Data for the task ->

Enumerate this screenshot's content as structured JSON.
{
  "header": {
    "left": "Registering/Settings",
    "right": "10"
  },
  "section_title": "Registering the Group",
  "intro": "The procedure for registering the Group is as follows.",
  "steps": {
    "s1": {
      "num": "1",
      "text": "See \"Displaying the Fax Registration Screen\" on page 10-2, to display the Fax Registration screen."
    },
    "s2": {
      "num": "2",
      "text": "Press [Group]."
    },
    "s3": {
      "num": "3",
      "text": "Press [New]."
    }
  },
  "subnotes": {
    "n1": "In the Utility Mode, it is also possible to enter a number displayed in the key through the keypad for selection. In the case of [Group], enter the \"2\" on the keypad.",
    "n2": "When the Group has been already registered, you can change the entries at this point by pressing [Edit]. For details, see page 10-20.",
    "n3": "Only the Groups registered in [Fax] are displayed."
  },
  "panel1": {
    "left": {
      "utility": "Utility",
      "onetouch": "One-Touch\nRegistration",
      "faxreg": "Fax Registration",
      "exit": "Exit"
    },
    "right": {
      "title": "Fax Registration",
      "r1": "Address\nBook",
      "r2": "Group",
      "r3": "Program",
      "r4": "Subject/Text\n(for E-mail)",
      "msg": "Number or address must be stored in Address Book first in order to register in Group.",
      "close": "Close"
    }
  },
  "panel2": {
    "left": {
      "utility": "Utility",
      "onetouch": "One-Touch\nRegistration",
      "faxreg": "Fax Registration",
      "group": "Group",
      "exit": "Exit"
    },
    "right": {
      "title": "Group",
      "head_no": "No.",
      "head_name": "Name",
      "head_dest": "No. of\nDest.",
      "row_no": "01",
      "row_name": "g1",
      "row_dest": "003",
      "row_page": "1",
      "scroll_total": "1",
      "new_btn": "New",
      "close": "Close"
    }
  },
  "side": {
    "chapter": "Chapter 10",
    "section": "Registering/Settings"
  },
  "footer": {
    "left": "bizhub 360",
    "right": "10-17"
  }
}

Instructions for the task -> Write out every line of the records exactly.

Task response ->
Enumerate this screenshot's content as structured JSON.
{
  "header": {
    "left": "Registering/Settings",
    "right": "10"
  },
  "section_title": "Registering the Group",
  "intro": "The procedure for registering the Group is as follows.",
  "steps": {
    "s1": {
      "num": "1",
      "text": "See \"Displaying the Fax Registration Screen\" on page 10-2, to display the Fax Registration screen."
    },
    "s2": {
      "num": "2",
      "text": "Press [Group]."
    },
    "s3": {
      "num": "3",
      "text": "Press [New]."
    }
  },
  "subnotes": {
    "n1": "In the Utility Mode, it is also possible to enter a number displayed in the key through the keypad for selection. In the case of [Group], enter the \"2\" on the keypad.",
    "n2": "When the Group has been already registered, you can change the entries at this point by pressing [Edit]. For details, see page 10-20.",
    "n3": "Only the Groups registered in [Fax] are displayed."
  },
  "panel1": {
    "left": {
      "utility": "Utility",
      "onetouch": "One-Touch\nRegistration",
      "faxreg": "Fax Registration",
      "exit": "Exit"
    },
    "right": {
      "title": "Fax Registration",
      "r1": "Address\nBook",
      "r2": "Group",
      "r3": "Program",
      "r4": "Subject/Text\n(for E-mail)",
      "msg": "Number or address must be stored in Address Book first in order to register in Group.",
      "close": "Close"
    }
  },
  "panel2": {
    "left": {
      "utility": "Utility",
      "onetouch": "One-Touch\nRegistration",
      "faxreg": "Fax Registration",
      "group": "Group",
      "exit": "Exit"
    },
    "right": {
      "title": "Group",
      "head_no": "No.",
      "head_name": "Name",
      "head_dest": "No. of\nDest.",
      "row_no": "01",
      "row_name": "g1",
      "row_dest": "003",
      "row_page": "1",
      "scroll_total": "1",
      "new_btn": "New",
      "close": "Close"
    }
  },
  "side": {
    "chapter": "Chapter 10",
    "section": "Registering/Settings"
  },
  "footer": {
    "left": "bizhub 360",
    "right": "10-17"
  }
}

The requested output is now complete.